*Data rows*.
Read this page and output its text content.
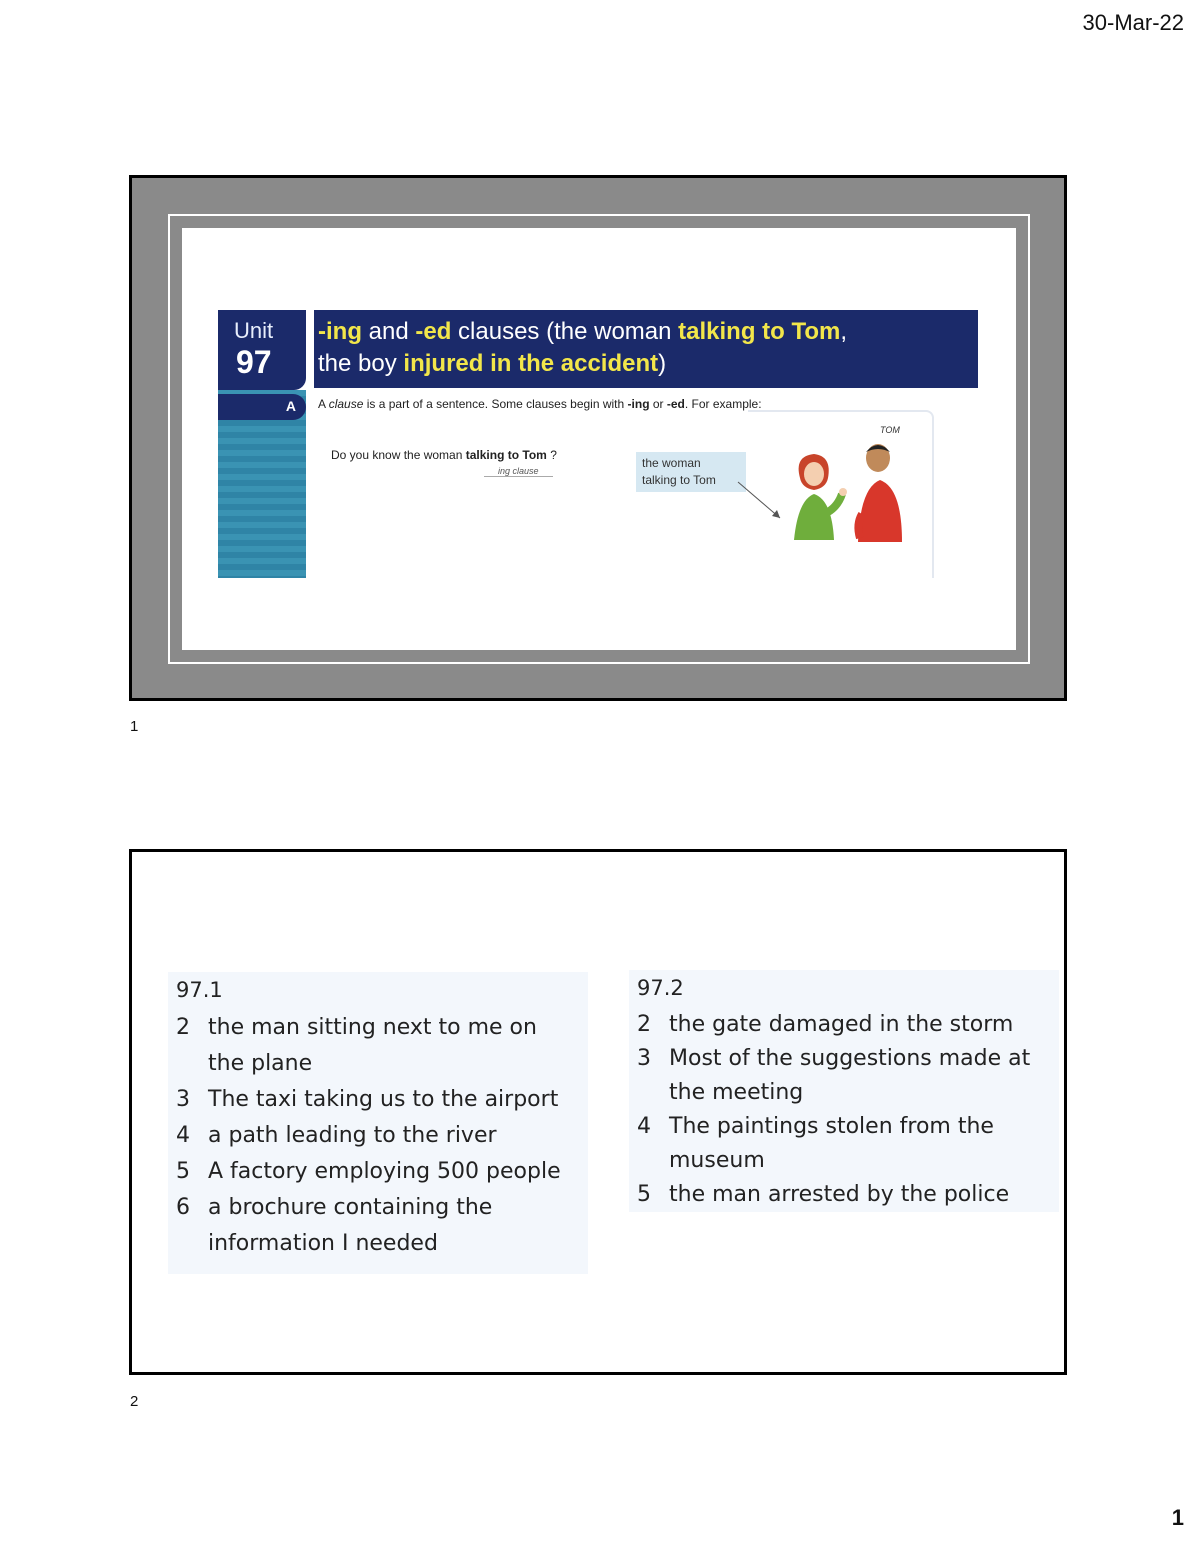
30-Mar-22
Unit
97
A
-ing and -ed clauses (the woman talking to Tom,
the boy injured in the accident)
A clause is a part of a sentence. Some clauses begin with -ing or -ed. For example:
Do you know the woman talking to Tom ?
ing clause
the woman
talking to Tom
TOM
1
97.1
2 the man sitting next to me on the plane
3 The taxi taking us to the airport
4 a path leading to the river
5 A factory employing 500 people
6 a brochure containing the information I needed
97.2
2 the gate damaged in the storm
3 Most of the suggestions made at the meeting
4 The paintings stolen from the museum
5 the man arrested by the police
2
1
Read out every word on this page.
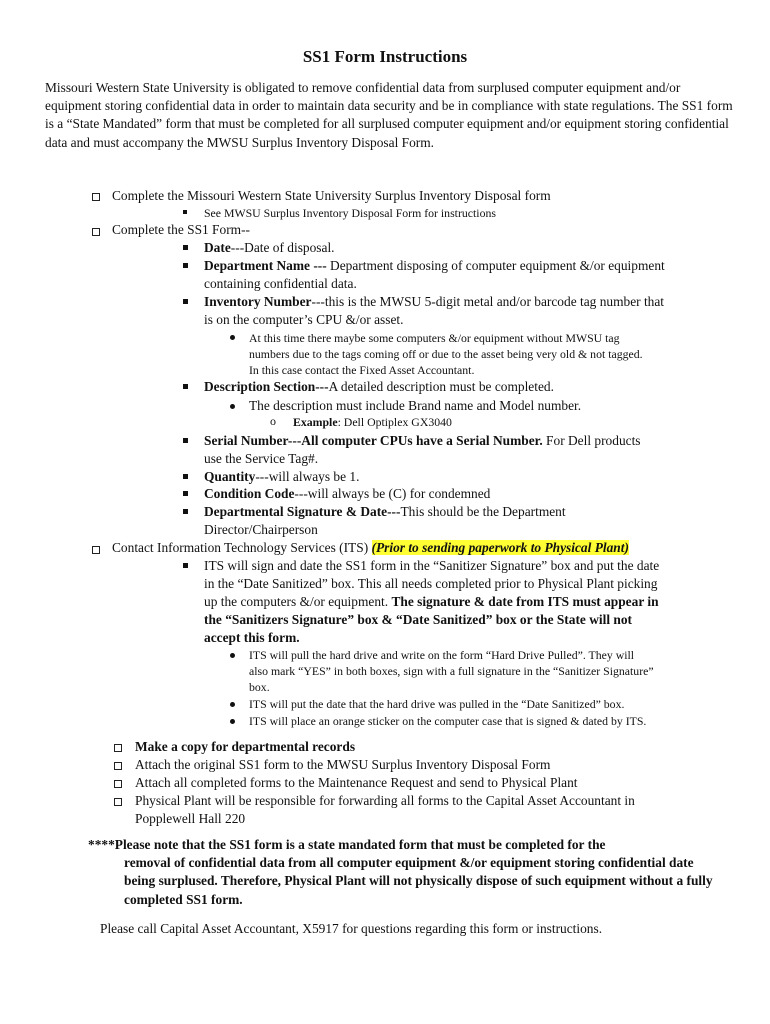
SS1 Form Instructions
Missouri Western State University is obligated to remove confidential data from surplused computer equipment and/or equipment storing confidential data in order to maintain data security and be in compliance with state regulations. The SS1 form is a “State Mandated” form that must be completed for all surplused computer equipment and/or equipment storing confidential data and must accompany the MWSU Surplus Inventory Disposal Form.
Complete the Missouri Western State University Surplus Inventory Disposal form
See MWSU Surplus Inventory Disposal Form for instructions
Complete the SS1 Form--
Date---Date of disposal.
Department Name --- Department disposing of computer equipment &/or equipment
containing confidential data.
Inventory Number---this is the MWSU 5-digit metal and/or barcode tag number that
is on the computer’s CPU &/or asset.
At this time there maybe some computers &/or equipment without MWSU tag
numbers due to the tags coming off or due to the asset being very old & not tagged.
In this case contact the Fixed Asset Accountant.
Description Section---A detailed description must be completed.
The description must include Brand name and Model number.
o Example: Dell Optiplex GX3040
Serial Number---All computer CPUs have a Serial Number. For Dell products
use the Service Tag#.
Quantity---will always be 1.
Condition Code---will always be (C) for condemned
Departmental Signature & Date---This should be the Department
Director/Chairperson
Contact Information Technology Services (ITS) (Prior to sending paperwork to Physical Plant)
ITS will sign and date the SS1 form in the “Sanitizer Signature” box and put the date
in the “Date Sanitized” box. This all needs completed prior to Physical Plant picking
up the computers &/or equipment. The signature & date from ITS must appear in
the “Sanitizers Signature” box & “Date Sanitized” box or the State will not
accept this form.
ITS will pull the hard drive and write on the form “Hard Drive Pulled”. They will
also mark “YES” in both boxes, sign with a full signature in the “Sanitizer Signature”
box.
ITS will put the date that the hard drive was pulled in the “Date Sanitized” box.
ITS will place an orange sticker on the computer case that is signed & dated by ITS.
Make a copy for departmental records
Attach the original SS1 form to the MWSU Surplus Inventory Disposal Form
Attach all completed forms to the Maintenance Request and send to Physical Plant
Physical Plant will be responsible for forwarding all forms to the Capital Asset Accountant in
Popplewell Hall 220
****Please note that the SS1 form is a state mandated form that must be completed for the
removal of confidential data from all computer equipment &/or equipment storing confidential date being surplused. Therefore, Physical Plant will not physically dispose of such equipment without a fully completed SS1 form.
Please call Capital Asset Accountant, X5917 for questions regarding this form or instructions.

...

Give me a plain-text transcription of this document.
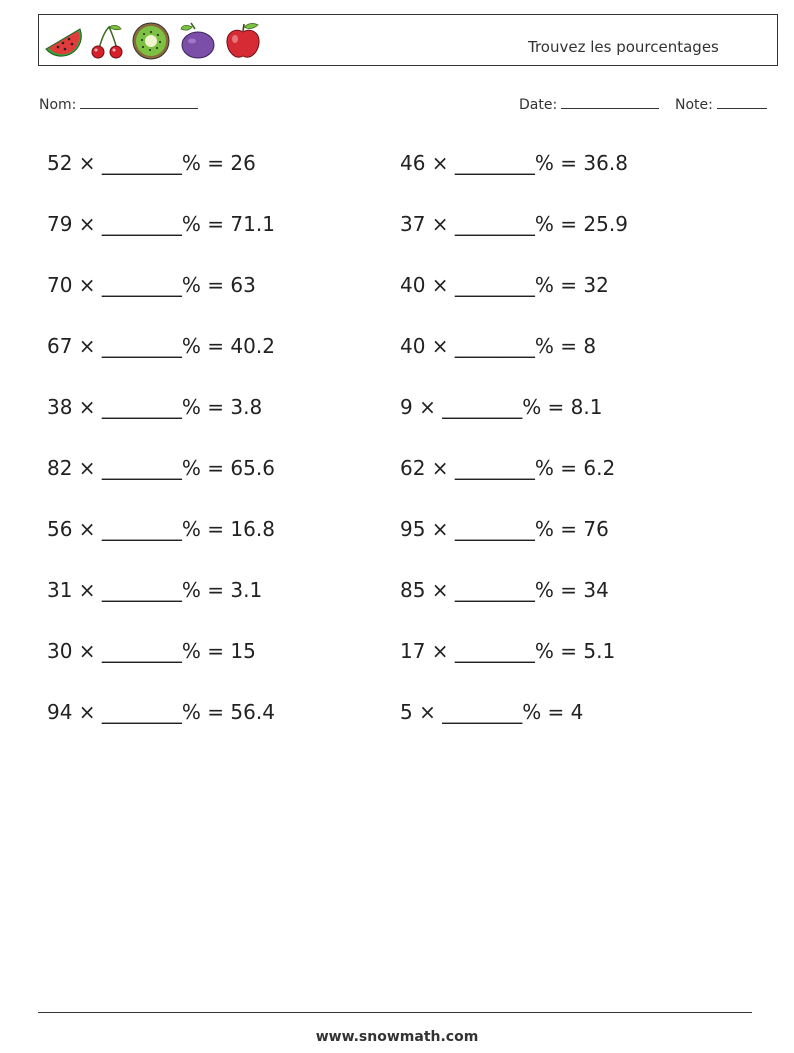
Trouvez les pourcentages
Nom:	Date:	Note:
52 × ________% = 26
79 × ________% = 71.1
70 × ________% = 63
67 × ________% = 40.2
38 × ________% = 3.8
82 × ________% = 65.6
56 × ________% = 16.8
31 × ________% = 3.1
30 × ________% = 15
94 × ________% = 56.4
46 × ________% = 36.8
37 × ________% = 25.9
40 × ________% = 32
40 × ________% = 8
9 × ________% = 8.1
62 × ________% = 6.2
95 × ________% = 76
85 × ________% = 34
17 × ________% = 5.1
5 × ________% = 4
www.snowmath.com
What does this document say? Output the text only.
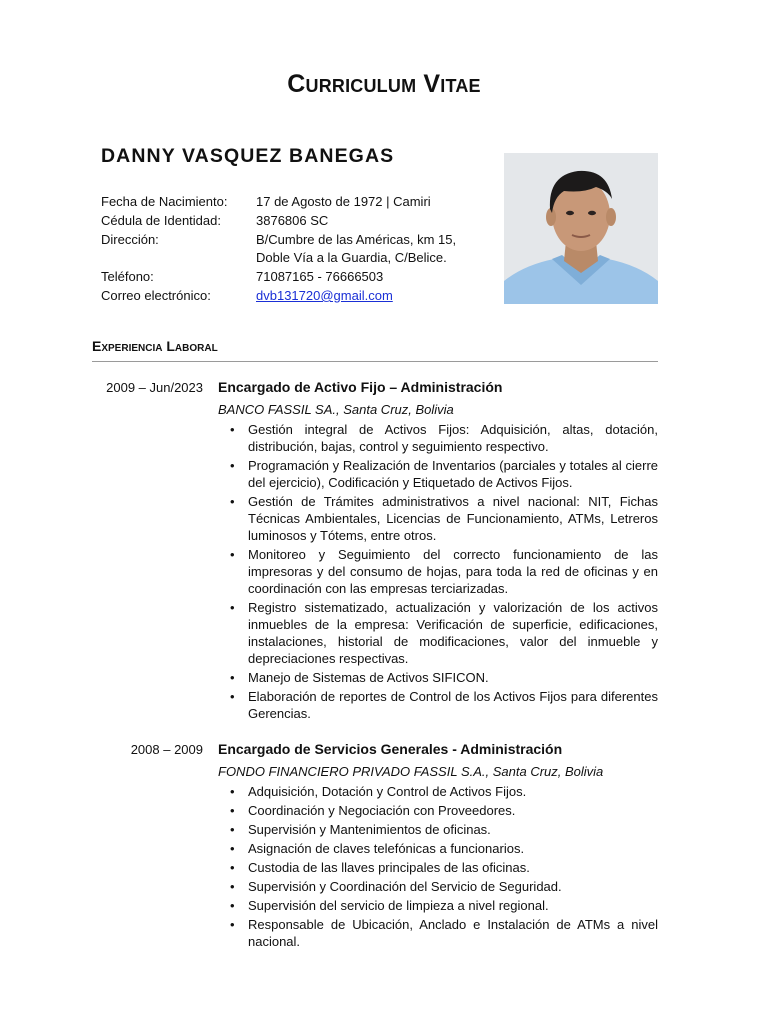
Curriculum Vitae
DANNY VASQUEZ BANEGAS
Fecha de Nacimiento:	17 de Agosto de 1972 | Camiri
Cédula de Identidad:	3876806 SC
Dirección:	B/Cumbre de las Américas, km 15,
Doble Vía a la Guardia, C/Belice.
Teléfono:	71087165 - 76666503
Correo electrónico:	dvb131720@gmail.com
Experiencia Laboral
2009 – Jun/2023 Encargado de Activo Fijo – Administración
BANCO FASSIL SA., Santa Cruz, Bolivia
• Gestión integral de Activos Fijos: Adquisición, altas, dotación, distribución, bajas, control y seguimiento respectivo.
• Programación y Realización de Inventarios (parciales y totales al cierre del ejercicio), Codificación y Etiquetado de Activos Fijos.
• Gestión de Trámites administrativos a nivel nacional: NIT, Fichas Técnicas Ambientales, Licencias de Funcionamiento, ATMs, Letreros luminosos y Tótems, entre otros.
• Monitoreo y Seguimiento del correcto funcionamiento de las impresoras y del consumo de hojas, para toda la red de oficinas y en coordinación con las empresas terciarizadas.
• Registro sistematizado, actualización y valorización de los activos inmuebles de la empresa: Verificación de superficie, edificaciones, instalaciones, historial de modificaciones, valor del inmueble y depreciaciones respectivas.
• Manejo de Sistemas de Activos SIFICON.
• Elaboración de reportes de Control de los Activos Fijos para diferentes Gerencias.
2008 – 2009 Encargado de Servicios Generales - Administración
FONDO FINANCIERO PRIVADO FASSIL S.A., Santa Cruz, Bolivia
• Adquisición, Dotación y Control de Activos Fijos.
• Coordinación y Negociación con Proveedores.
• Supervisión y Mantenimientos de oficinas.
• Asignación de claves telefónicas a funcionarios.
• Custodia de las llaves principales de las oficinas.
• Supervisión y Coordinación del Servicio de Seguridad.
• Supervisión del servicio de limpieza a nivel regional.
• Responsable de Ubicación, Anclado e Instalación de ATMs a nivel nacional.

*What the task asks*. Across the preceding material, how many lines contain the word "containing"? State the number alone.

*Answer to this task*. 2